--- Written problem ---
A line counts if it contains the string "true"; say how many such lines there are, giving only the number.

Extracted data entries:
────
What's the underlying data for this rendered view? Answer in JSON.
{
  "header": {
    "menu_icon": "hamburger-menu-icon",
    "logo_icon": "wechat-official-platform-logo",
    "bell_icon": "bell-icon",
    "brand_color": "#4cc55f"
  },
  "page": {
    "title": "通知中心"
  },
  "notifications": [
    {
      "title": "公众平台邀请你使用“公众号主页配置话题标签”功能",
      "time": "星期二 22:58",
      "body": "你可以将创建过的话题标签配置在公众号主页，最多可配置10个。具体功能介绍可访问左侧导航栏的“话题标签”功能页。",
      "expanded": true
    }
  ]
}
────
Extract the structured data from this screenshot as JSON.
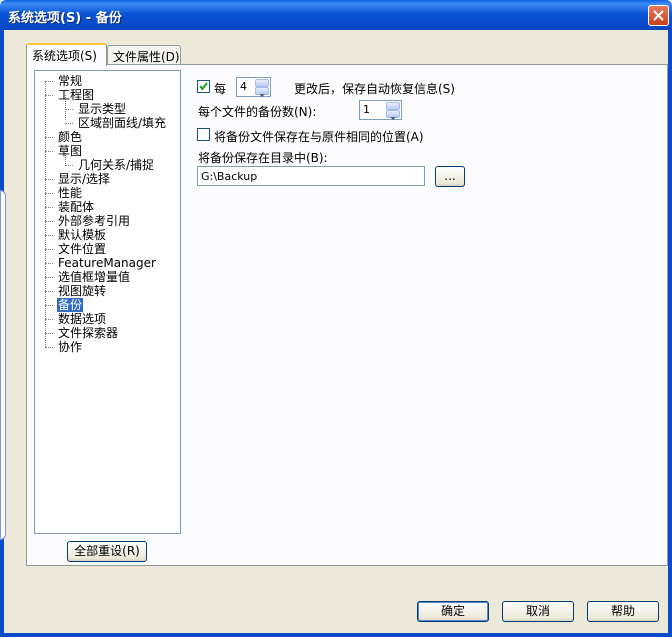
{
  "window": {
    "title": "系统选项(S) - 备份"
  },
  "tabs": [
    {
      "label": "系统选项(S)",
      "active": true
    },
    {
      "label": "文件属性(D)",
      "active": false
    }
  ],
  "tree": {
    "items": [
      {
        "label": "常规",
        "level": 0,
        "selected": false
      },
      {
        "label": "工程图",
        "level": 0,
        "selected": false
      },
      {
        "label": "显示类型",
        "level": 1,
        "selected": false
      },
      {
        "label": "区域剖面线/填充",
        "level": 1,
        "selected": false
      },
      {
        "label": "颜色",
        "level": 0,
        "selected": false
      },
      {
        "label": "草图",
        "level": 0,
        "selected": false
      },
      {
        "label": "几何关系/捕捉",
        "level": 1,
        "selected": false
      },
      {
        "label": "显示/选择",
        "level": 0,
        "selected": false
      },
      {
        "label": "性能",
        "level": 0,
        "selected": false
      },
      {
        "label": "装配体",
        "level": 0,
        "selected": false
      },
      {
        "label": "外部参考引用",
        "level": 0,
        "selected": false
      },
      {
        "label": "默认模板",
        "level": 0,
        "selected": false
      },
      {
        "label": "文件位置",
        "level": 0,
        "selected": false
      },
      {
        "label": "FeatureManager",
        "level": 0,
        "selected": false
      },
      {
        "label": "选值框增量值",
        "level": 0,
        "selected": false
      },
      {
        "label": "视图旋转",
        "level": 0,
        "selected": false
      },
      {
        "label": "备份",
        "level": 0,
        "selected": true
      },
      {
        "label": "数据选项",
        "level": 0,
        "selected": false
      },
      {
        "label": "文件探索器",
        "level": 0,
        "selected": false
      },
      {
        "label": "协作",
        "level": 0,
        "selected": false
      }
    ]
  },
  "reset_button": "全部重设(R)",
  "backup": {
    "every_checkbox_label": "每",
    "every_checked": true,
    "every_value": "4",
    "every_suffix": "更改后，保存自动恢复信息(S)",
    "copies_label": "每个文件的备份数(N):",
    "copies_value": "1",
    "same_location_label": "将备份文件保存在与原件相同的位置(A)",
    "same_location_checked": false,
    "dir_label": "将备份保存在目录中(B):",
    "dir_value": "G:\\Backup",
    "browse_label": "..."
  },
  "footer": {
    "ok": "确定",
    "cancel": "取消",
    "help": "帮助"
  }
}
────
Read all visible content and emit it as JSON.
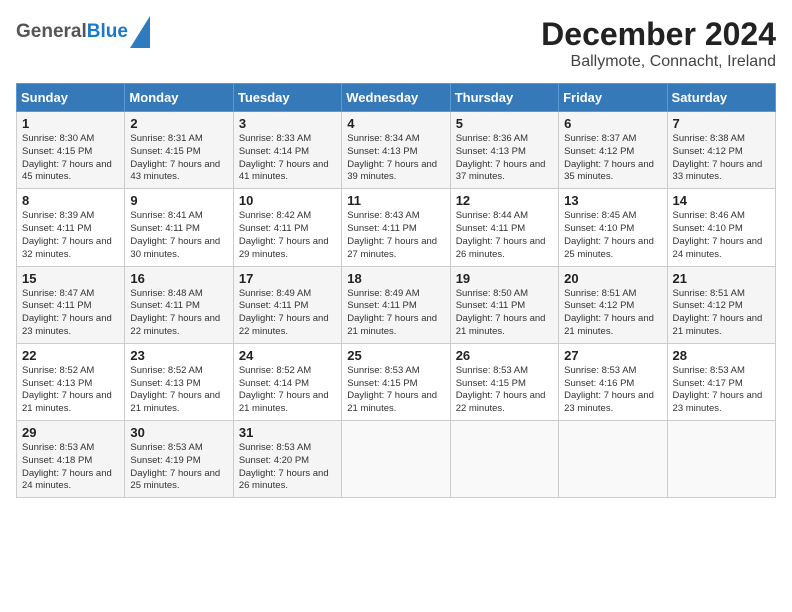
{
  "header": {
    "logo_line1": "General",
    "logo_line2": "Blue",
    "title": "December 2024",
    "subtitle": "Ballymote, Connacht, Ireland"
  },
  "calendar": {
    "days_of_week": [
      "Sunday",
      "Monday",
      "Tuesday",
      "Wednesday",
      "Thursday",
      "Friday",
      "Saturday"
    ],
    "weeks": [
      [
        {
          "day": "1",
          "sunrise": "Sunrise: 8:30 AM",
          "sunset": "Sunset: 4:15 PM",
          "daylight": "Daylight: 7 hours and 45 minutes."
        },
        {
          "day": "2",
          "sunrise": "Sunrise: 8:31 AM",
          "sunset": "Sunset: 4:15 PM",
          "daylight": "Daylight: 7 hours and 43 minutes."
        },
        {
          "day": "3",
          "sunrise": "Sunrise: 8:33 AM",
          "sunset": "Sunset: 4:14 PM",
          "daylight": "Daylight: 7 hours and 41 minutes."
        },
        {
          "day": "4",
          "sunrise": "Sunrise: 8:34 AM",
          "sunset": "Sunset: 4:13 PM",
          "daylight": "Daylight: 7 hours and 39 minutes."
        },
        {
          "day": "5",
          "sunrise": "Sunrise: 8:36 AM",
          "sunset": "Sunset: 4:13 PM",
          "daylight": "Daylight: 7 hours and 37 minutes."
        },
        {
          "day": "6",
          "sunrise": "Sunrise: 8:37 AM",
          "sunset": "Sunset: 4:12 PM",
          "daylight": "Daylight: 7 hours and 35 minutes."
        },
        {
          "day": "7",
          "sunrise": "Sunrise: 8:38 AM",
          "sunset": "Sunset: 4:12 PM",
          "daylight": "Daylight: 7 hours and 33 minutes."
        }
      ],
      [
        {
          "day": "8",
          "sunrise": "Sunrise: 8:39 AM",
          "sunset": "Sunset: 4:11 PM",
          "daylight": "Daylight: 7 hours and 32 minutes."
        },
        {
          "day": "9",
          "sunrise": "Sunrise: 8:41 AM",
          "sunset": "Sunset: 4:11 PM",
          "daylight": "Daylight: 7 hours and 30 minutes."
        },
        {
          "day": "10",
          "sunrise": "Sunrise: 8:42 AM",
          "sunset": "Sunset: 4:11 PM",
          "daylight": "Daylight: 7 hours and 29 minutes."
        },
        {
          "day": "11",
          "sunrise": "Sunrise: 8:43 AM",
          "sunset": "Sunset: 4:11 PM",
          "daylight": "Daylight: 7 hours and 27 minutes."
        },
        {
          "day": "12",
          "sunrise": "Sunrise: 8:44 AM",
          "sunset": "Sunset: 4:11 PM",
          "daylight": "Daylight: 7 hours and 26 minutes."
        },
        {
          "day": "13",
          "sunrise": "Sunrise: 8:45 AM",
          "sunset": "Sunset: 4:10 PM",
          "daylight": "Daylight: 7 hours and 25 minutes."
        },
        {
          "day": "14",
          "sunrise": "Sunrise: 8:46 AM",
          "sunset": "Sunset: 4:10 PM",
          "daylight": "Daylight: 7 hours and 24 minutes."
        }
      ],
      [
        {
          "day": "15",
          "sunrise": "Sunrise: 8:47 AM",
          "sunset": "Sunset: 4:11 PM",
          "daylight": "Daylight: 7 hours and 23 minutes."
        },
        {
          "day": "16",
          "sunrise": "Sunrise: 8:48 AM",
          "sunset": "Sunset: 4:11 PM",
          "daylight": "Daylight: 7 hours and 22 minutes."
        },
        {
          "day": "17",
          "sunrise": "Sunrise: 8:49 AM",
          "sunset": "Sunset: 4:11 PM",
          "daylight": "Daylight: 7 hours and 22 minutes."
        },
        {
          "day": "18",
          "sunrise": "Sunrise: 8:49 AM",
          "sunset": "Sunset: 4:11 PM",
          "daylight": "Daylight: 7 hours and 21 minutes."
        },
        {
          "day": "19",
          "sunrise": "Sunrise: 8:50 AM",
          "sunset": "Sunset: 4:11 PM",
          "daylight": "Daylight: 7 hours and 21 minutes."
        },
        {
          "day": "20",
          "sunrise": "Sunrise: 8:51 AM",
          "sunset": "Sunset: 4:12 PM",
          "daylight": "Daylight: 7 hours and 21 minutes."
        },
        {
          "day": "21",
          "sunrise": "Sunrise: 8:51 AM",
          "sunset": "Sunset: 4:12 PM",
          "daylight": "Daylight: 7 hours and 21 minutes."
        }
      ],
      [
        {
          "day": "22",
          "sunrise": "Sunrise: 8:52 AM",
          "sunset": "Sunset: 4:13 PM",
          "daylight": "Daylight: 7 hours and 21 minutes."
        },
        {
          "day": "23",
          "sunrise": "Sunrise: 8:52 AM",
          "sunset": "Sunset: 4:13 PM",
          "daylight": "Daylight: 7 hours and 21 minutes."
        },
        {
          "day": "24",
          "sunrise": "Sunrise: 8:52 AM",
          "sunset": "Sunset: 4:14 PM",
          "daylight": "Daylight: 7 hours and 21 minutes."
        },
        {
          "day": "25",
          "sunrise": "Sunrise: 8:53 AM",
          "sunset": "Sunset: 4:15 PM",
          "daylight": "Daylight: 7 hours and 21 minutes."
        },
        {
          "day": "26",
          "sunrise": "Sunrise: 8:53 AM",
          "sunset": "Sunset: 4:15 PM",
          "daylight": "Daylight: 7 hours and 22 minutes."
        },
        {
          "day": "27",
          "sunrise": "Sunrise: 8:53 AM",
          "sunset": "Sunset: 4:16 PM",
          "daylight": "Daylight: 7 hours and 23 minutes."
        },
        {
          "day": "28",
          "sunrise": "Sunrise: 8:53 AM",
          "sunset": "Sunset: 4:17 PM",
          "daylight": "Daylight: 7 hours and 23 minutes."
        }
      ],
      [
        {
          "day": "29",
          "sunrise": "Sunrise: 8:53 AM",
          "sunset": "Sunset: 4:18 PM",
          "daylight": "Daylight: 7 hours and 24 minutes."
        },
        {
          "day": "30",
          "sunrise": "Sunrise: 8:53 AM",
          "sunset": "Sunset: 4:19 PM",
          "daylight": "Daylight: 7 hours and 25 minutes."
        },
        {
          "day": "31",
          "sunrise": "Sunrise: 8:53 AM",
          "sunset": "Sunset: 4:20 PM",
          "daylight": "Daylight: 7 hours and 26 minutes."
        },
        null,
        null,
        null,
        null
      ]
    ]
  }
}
────
--- Task response ---
4